◆ Goal
Reproduce each of the following records word for word, leaving every line unchanged.

Data entries:

____

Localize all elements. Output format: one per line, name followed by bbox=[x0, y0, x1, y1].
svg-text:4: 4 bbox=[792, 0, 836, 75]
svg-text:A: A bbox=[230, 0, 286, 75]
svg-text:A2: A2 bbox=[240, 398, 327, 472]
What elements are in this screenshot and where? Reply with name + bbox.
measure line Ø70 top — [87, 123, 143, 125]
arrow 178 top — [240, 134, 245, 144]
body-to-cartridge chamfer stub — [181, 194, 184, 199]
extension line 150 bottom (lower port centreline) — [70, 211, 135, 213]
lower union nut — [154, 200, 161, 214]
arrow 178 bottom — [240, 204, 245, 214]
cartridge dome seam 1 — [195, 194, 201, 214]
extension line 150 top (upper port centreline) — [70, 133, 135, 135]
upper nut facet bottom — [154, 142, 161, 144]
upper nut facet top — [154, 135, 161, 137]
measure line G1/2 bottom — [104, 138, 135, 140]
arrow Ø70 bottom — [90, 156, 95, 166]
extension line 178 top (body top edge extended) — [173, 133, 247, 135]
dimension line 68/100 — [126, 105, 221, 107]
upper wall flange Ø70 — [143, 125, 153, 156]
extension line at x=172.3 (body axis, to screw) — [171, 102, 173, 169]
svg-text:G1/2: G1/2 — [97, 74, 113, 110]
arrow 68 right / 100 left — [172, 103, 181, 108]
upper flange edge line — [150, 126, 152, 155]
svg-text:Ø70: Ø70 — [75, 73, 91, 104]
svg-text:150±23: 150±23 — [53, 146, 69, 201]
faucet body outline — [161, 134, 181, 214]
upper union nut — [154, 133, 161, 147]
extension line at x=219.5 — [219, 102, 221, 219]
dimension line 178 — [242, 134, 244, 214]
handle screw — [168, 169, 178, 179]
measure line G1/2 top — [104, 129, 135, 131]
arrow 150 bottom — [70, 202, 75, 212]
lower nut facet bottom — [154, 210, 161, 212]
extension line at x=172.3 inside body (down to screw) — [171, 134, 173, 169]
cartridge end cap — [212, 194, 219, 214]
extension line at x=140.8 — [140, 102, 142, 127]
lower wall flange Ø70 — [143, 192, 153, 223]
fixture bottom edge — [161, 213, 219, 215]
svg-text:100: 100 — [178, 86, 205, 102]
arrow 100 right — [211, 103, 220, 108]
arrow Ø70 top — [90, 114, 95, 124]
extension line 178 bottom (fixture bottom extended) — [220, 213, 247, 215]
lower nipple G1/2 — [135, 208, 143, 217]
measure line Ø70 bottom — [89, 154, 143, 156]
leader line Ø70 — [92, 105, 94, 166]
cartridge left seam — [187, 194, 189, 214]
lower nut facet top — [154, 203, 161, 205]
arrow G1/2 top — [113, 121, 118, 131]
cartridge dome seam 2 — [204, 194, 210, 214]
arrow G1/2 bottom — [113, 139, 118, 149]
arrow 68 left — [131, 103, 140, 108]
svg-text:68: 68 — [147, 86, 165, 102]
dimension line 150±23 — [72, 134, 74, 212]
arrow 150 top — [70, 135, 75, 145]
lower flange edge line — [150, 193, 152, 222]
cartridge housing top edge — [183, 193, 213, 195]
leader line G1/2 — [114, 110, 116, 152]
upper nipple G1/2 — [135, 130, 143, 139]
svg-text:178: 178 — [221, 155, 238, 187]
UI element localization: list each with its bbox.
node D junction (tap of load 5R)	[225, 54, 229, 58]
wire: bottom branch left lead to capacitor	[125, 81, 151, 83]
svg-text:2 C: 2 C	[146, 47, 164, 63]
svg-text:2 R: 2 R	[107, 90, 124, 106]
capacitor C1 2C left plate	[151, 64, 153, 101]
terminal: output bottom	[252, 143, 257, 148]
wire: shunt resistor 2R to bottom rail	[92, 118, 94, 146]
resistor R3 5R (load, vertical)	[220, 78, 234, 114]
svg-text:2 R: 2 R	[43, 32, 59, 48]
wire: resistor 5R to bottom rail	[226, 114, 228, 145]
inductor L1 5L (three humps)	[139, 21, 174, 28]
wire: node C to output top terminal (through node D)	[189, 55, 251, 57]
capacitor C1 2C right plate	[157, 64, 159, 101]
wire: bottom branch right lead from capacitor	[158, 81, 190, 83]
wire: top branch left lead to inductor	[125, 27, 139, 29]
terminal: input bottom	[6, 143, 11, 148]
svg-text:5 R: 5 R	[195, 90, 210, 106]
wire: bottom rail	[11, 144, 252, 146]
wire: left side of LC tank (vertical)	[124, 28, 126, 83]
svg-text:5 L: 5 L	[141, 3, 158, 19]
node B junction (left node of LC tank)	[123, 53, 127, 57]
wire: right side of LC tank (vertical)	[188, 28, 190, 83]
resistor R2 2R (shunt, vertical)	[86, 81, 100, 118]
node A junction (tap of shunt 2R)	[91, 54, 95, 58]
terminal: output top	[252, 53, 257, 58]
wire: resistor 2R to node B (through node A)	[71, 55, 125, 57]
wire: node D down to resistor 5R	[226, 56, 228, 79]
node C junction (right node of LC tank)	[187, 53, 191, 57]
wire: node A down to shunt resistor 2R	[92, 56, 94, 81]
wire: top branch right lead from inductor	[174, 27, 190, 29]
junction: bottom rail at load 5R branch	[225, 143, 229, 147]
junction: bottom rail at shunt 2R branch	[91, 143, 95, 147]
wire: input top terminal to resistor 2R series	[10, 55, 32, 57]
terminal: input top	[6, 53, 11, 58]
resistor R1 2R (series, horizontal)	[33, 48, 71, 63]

____

◆ Worked solution
Localize all elements. Output format: one per line, name followed by bbox=[x0, y0, x1, y1].
svg-text:4: 4 bbox=[792, 0, 836, 75]
svg-text:A: A bbox=[230, 0, 286, 75]
svg-text:A2: A2 bbox=[240, 398, 327, 472]
What elements are in this screenshot and where? Reply with name + bbox.
measure line Ø70 top — [87, 123, 143, 125]
arrow 178 top — [240, 134, 245, 144]
body-to-cartridge chamfer stub — [181, 194, 184, 199]
extension line 150 bottom (lower port centreline) — [70, 211, 135, 213]
lower union nut — [154, 200, 161, 214]
arrow 178 bottom — [240, 204, 245, 214]
cartridge dome seam 1 — [195, 194, 201, 214]
extension line 150 top (upper port centreline) — [70, 133, 135, 135]
upper nut facet bottom — [154, 142, 161, 144]
upper nut facet top — [154, 135, 161, 137]
measure line G1/2 bottom — [104, 138, 135, 140]
arrow Ø70 bottom — [90, 156, 95, 166]
extension line 178 top (body top edge extended) — [173, 133, 247, 135]
dimension line 68/100 — [126, 105, 221, 107]
upper wall flange Ø70 — [143, 125, 153, 156]
extension line at x=172.3 (body axis, to screw) — [171, 102, 173, 169]
svg-text:G1/2: G1/2 — [97, 74, 113, 110]
arrow 68 right / 100 left — [172, 103, 181, 108]
upper flange edge line — [150, 126, 152, 155]
svg-text:Ø70: Ø70 — [75, 73, 91, 104]
svg-text:150±23: 150±23 — [53, 146, 69, 201]
faucet body outline — [161, 134, 181, 214]
upper union nut — [154, 133, 161, 147]
extension line at x=219.5 — [219, 102, 221, 219]
dimension line 178 — [242, 134, 244, 214]
handle screw — [168, 169, 178, 179]
measure line G1/2 top — [104, 129, 135, 131]
arrow 150 bottom — [70, 202, 75, 212]
lower nut facet bottom — [154, 210, 161, 212]
extension line at x=172.3 inside body (down to screw) — [171, 134, 173, 169]
cartridge end cap — [212, 194, 219, 214]
extension line at x=140.8 — [140, 102, 142, 127]
lower wall flange Ø70 — [143, 192, 153, 223]
fixture bottom edge — [161, 213, 219, 215]
svg-text:100: 100 — [178, 86, 205, 102]
arrow 100 right — [211, 103, 220, 108]
arrow Ø70 top — [90, 114, 95, 124]
extension line 178 bottom (fixture bottom extended) — [220, 213, 247, 215]
lower nipple G1/2 — [135, 208, 143, 217]
measure line Ø70 bottom — [89, 154, 143, 156]
leader line Ø70 — [92, 105, 94, 166]
cartridge left seam — [187, 194, 189, 214]
lower nut facet top — [154, 203, 161, 205]
arrow G1/2 top — [113, 121, 118, 131]
cartridge dome seam 2 — [204, 194, 210, 214]
arrow G1/2 bottom — [113, 139, 118, 149]
arrow 68 left — [131, 103, 140, 108]
svg-text:68: 68 — [147, 86, 165, 102]
dimension line 150±23 — [72, 134, 74, 212]
arrow 150 top — [70, 135, 75, 145]
lower flange edge line — [150, 193, 152, 222]
cartridge housing top edge — [183, 193, 213, 195]
leader line G1/2 — [114, 110, 116, 152]
upper nipple G1/2 — [135, 130, 143, 139]
svg-text:178: 178 — [221, 155, 238, 187]
UI element localization: list each with its bbox.
node D junction (tap of load 5R)	[225, 54, 229, 58]
wire: bottom branch left lead to capacitor	[125, 81, 151, 83]
svg-text:2 C: 2 C	[146, 47, 164, 63]
svg-text:2 R: 2 R	[107, 90, 124, 106]
capacitor C1 2C left plate	[151, 64, 153, 101]
terminal: output bottom	[252, 143, 257, 148]
wire: shunt resistor 2R to bottom rail	[92, 118, 94, 146]
resistor R3 5R (load, vertical)	[220, 78, 234, 114]
svg-text:2 R: 2 R	[43, 32, 59, 48]
wire: resistor 5R to bottom rail	[226, 114, 228, 145]
inductor L1 5L (three humps)	[139, 21, 174, 28]
wire: node C to output top terminal (through node D)	[189, 55, 251, 57]
capacitor C1 2C right plate	[157, 64, 159, 101]
wire: bottom branch right lead from capacitor	[158, 81, 190, 83]
wire: top branch left lead to inductor	[125, 27, 139, 29]
terminal: input bottom	[6, 143, 11, 148]
svg-text:5 R: 5 R	[195, 90, 210, 106]
wire: bottom rail	[11, 144, 252, 146]
wire: left side of LC tank (vertical)	[124, 28, 126, 83]
svg-text:5 L: 5 L	[141, 3, 158, 19]
node B junction (left node of LC tank)	[123, 53, 127, 57]
wire: right side of LC tank (vertical)	[188, 28, 190, 83]
resistor R2 2R (shunt, vertical)	[86, 81, 100, 118]
node A junction (tap of shunt 2R)	[91, 54, 95, 58]
terminal: output top	[252, 53, 257, 58]
wire: resistor 2R to node B (through node A)	[71, 55, 125, 57]
wire: node D down to resistor 5R	[226, 56, 228, 79]
node C junction (right node of LC tank)	[187, 53, 191, 57]
wire: node A down to shunt resistor 2R	[92, 56, 94, 81]
wire: top branch right lead from inductor	[174, 27, 190, 29]
junction: bottom rail at load 5R branch	[225, 143, 229, 147]
junction: bottom rail at shunt 2R branch	[91, 143, 95, 147]
wire: input top terminal to resistor 2R series	[10, 55, 32, 57]
terminal: input top	[6, 53, 11, 58]
resistor R1 2R (series, horizontal)	[33, 48, 71, 63]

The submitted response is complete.